--- Start of Input material ---

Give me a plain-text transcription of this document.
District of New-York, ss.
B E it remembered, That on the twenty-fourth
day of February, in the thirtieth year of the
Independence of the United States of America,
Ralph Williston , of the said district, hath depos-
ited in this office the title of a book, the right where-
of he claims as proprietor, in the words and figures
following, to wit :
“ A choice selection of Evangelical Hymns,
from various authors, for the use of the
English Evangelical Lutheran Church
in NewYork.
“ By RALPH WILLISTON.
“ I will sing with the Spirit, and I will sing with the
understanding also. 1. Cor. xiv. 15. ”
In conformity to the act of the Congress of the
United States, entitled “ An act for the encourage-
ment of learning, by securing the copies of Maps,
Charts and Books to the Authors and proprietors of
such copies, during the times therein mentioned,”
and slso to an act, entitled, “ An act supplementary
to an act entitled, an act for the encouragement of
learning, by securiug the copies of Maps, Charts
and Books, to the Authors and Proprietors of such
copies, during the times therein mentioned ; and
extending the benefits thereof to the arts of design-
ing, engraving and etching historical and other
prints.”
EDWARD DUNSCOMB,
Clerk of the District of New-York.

--- End of Input material ---
--- Start of Input material ---

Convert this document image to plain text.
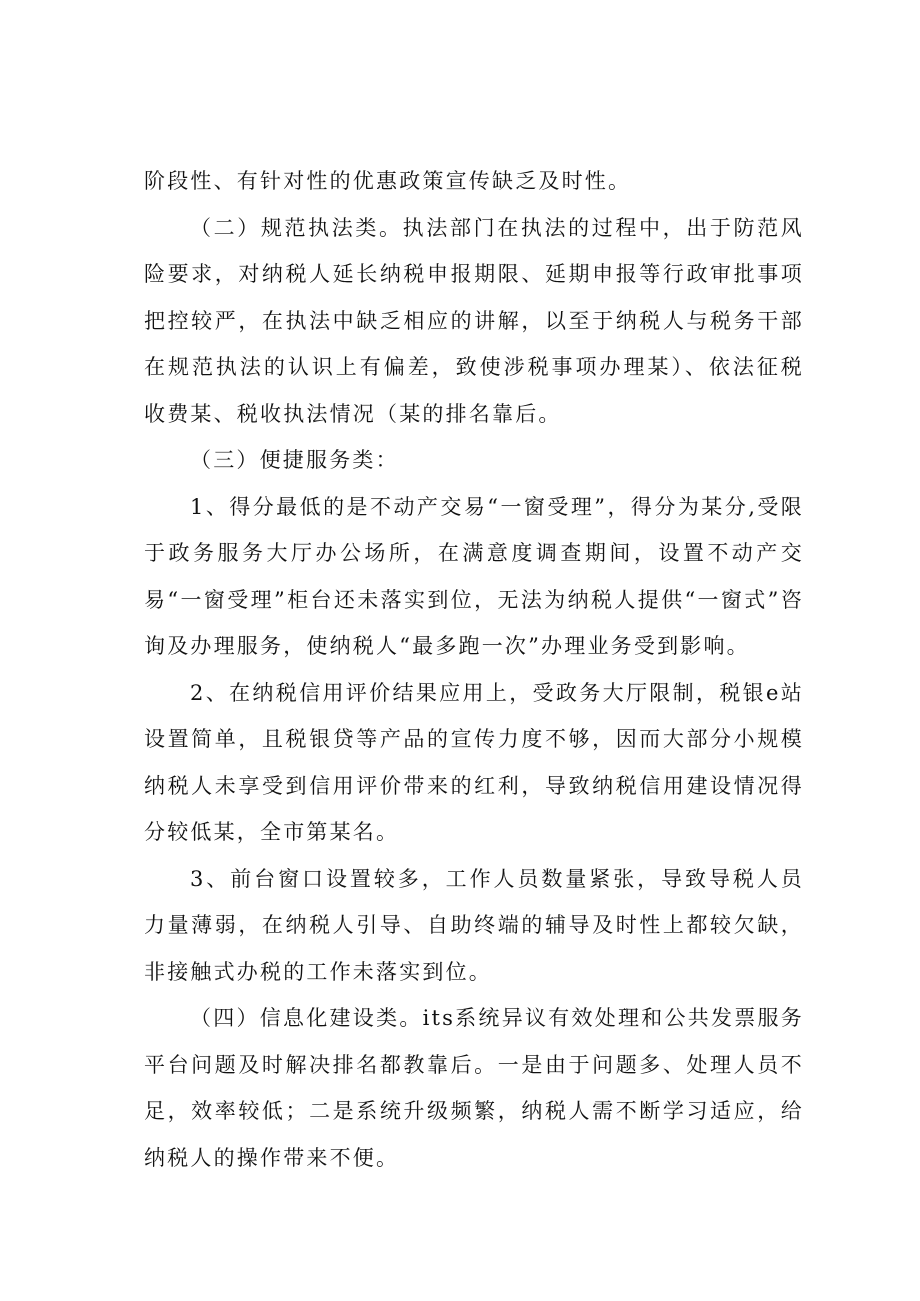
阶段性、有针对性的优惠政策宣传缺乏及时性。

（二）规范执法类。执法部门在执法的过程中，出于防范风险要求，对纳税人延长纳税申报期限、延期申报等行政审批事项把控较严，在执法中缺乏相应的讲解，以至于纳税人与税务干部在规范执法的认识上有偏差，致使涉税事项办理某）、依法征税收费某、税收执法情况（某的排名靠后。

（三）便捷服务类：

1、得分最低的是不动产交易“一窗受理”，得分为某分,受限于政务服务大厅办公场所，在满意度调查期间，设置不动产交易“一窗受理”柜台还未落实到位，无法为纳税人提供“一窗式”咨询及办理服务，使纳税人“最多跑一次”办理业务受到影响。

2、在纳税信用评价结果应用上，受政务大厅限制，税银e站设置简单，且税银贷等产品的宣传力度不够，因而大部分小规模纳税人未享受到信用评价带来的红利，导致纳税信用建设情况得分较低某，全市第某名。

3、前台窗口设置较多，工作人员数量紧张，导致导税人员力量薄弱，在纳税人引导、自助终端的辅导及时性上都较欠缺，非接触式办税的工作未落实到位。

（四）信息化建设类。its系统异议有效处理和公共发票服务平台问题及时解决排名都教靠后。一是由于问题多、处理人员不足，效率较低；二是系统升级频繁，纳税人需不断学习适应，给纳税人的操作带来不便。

--- End of Input material ---

### Problem to solve
Copy out each line in the preceding records that contains "entitled".

### Full answer
United States, entitled “ An act for the encourage-
and slso to an act, entitled, “ An act supplementary
to an act entitled, an act for the encouragement of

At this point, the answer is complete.